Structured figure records
*****

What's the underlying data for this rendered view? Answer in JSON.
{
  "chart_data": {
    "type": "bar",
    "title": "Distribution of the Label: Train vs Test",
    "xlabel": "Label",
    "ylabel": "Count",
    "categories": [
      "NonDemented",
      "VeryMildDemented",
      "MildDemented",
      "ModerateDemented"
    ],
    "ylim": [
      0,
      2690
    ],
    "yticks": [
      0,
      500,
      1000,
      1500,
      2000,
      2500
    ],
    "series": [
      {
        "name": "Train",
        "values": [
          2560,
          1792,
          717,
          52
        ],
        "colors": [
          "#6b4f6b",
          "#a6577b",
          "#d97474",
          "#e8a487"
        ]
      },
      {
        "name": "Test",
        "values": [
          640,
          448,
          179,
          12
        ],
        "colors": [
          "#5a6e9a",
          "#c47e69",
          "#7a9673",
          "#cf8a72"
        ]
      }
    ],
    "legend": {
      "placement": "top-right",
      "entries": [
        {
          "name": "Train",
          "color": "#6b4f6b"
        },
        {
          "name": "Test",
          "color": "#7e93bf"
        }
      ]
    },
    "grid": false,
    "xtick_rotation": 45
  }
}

*****

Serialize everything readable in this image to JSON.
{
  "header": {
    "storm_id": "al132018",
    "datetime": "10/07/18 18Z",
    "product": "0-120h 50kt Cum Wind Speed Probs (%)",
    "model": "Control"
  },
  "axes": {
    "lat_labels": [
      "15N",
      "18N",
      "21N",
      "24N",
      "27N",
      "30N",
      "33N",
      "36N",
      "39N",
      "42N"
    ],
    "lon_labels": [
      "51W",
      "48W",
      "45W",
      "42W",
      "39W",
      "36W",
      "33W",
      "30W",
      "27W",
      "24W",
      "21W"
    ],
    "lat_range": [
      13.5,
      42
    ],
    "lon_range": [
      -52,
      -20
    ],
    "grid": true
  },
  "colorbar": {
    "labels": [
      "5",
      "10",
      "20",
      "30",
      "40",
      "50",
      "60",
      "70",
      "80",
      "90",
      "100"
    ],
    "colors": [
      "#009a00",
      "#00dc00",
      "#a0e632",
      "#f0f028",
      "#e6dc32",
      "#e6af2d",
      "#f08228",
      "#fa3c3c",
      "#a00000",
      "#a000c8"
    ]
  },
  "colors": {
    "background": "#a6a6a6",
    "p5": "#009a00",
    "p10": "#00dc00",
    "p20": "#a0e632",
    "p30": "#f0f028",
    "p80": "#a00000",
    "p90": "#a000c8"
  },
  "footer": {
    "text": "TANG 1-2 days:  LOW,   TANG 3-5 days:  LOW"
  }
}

*****

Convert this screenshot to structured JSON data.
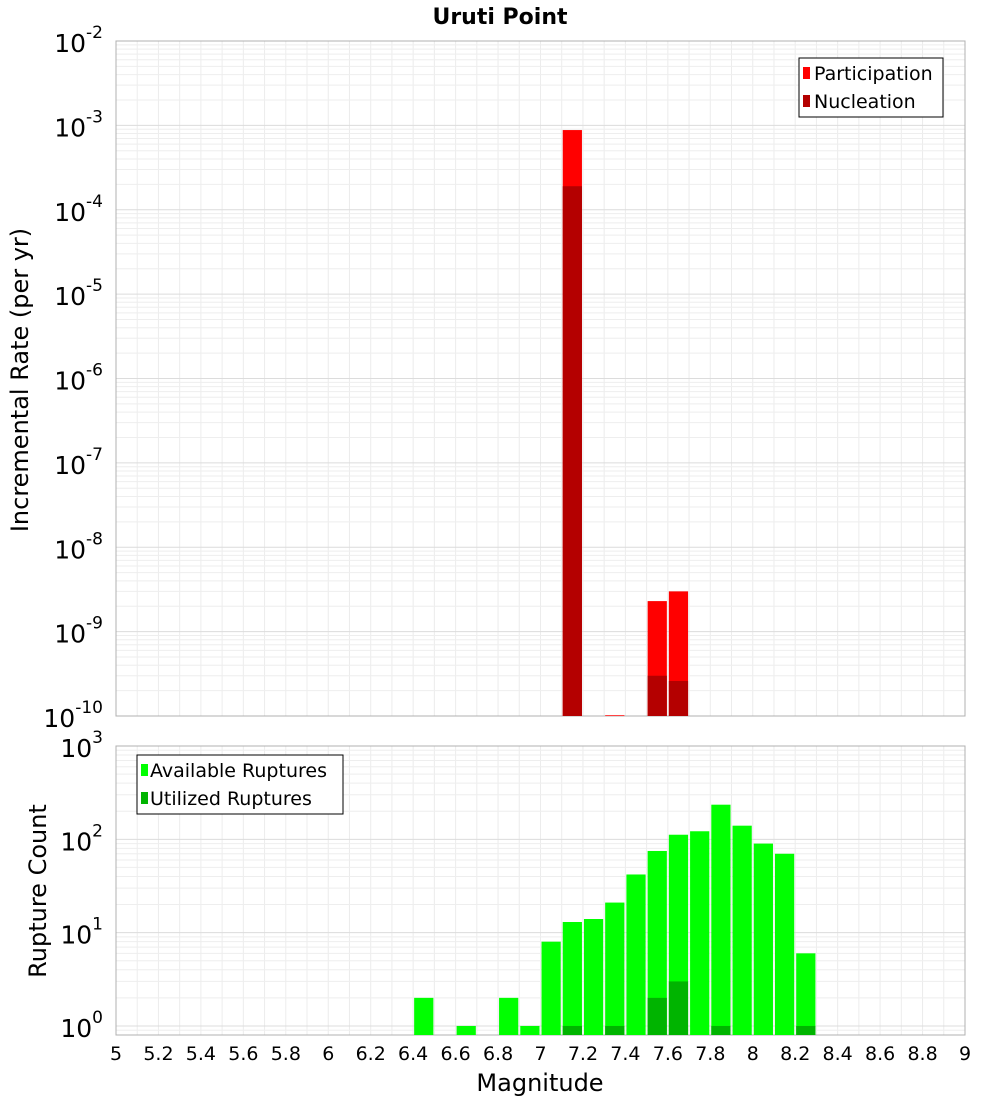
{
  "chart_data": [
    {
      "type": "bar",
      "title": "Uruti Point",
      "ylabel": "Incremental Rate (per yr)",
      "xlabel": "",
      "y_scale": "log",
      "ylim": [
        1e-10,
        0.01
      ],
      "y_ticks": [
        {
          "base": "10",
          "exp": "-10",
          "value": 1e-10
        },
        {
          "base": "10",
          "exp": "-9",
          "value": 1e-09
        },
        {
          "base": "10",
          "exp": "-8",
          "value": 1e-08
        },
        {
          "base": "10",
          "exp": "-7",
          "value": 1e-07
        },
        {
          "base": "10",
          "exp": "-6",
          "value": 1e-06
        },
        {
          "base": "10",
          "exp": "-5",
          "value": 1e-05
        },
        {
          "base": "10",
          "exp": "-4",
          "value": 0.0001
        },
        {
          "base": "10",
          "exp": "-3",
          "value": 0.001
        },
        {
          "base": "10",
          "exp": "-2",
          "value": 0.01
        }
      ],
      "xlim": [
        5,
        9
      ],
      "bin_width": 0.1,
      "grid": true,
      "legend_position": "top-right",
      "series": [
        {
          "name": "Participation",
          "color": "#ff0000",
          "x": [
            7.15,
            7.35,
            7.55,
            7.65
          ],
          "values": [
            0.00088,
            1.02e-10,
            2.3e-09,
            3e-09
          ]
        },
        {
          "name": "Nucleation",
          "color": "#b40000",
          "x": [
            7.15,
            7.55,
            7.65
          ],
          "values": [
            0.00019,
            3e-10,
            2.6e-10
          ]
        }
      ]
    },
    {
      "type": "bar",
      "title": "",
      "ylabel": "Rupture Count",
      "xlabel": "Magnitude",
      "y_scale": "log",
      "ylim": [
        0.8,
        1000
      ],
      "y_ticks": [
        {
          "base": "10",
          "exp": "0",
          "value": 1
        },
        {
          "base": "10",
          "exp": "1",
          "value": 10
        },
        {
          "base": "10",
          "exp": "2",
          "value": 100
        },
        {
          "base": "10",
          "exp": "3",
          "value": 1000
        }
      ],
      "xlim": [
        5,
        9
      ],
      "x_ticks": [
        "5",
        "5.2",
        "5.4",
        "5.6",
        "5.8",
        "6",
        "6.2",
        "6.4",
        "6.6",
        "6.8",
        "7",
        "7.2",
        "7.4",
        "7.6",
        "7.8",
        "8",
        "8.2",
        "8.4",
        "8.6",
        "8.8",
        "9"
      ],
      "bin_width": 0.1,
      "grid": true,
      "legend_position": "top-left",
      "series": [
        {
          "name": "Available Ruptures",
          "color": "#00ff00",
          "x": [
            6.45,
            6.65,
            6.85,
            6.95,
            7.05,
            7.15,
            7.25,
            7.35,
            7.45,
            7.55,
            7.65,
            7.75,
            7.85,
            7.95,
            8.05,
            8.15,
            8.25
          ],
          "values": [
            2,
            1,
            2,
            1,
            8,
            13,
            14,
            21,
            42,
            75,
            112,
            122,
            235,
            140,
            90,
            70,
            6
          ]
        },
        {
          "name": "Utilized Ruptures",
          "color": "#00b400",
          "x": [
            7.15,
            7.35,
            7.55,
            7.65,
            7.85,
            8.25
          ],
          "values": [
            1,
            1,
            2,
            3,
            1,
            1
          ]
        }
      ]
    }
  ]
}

*****

STATED TASK:
Filter the records above and return every line that holds the word "Test".

TASK RESPONSE:
    "title": "Distribution of the Label: Train vs Test",
        "name": "Test",
          "name": "Test",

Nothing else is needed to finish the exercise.